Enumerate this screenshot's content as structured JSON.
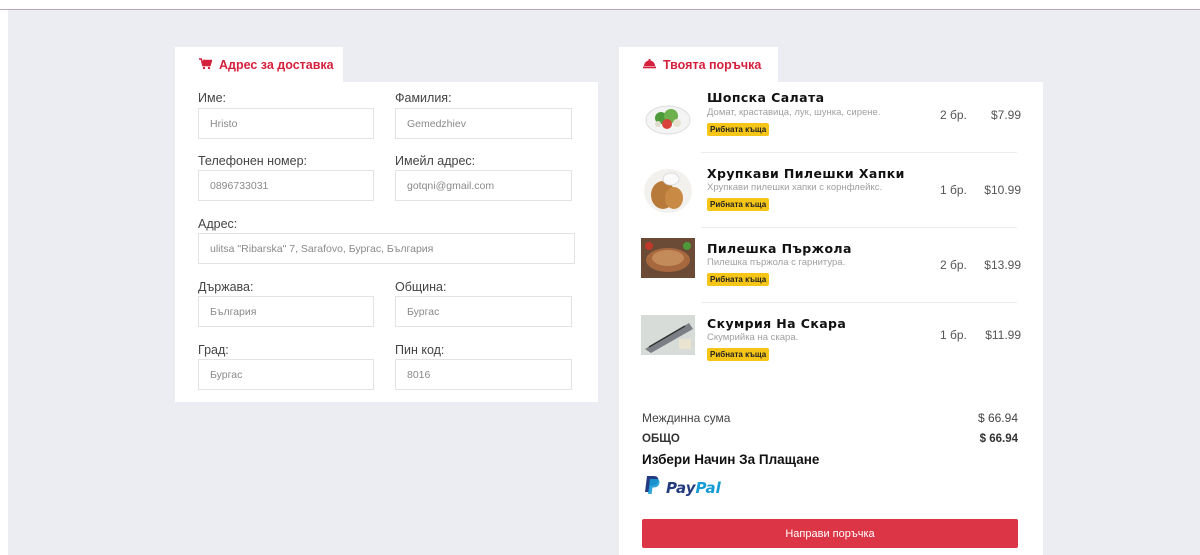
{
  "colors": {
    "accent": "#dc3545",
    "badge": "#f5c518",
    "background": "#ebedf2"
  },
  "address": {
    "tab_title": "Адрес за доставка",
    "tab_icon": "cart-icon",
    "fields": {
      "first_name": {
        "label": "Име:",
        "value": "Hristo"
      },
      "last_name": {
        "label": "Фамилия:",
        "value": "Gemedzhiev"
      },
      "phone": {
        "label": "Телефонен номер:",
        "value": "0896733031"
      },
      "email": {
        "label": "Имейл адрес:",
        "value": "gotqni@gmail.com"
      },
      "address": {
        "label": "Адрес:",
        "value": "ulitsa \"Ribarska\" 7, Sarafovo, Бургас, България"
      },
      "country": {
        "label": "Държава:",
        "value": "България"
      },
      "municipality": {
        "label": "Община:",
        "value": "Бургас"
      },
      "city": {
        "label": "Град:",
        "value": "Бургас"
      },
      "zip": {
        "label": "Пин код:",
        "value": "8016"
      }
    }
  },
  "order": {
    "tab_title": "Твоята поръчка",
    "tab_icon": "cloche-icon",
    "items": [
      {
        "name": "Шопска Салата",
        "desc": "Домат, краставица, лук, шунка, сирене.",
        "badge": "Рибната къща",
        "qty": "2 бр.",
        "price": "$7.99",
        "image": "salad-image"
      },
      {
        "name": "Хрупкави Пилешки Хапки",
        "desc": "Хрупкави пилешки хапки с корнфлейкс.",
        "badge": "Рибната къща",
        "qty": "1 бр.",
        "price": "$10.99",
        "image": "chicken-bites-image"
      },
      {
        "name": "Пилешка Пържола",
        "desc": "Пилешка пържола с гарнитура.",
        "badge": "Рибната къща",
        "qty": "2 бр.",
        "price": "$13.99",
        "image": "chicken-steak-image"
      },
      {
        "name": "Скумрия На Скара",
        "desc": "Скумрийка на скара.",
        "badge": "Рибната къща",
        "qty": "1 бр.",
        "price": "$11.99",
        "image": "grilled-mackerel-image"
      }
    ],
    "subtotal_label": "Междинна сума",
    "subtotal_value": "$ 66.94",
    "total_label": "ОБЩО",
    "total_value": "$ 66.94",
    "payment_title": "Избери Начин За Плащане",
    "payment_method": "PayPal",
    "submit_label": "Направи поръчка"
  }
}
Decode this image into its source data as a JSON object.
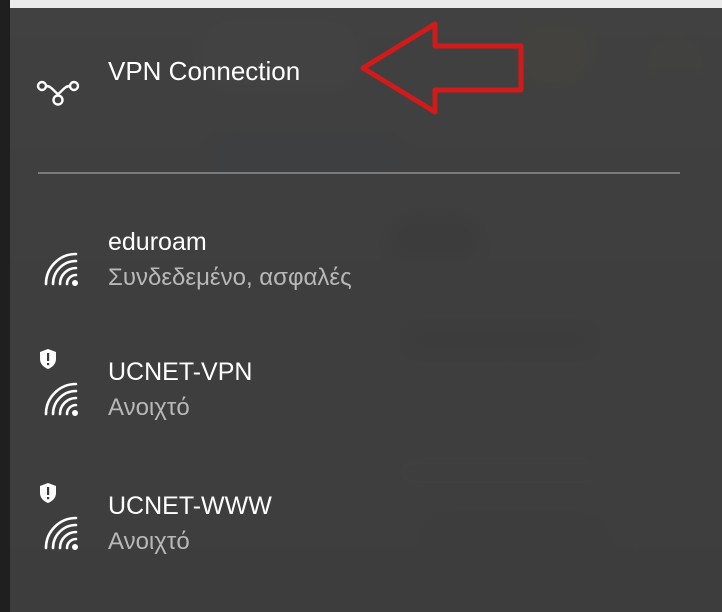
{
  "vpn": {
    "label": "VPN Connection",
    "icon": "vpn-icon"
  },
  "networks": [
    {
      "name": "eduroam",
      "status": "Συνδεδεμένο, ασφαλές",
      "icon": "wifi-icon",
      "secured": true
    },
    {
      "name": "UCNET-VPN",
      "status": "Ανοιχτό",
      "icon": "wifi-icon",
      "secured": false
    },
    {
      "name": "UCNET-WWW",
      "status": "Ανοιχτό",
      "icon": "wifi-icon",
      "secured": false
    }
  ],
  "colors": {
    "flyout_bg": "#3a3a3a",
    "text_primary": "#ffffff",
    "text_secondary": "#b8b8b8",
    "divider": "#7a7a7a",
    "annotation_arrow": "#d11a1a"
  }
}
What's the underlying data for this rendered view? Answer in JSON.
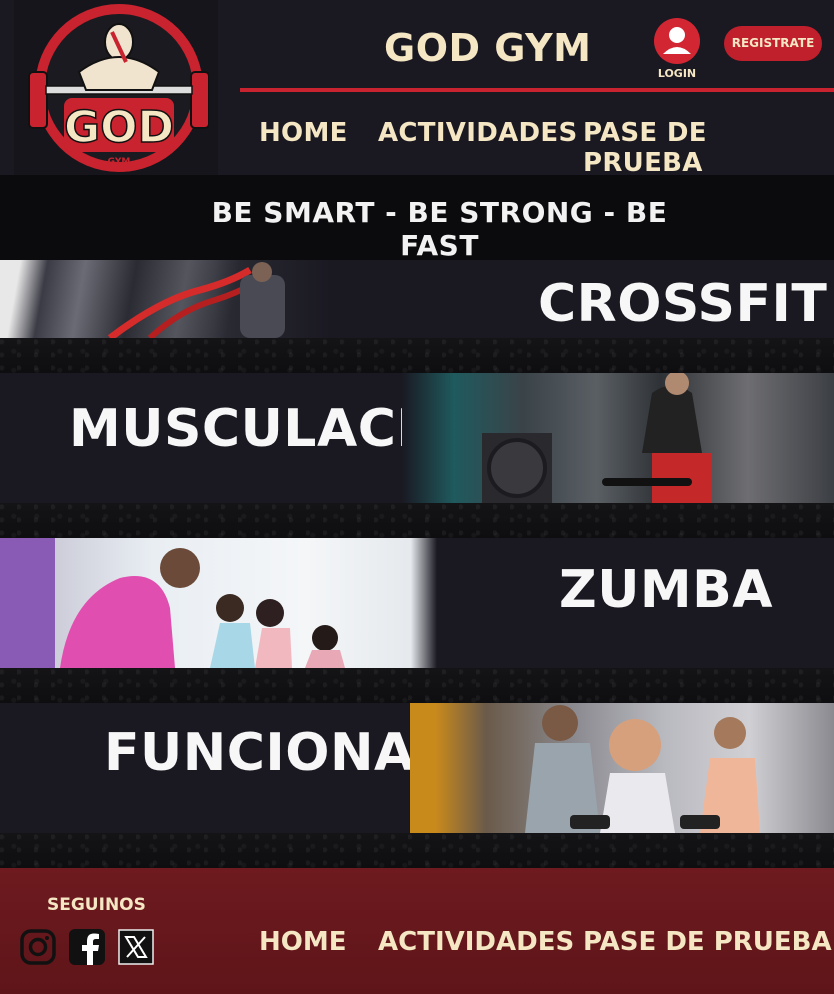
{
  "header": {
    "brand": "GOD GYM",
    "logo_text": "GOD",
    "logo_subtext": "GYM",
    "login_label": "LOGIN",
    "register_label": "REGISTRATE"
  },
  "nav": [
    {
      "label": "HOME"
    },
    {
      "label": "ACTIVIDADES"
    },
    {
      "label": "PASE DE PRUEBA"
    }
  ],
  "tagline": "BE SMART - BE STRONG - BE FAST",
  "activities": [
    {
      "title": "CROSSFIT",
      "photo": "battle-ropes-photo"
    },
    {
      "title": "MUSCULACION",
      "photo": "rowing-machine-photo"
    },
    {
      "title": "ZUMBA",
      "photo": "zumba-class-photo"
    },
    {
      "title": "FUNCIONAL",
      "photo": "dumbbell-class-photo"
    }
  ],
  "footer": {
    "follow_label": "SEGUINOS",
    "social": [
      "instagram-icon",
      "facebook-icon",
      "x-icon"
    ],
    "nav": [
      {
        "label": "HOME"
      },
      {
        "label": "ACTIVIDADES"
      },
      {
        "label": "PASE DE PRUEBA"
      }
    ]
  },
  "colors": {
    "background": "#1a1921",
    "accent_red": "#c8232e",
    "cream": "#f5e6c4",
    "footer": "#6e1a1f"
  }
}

********************

*Given request:*
What is the number of lines in the records that contain the word "class"? Answer with the number and nothing else.

*Final result:*
2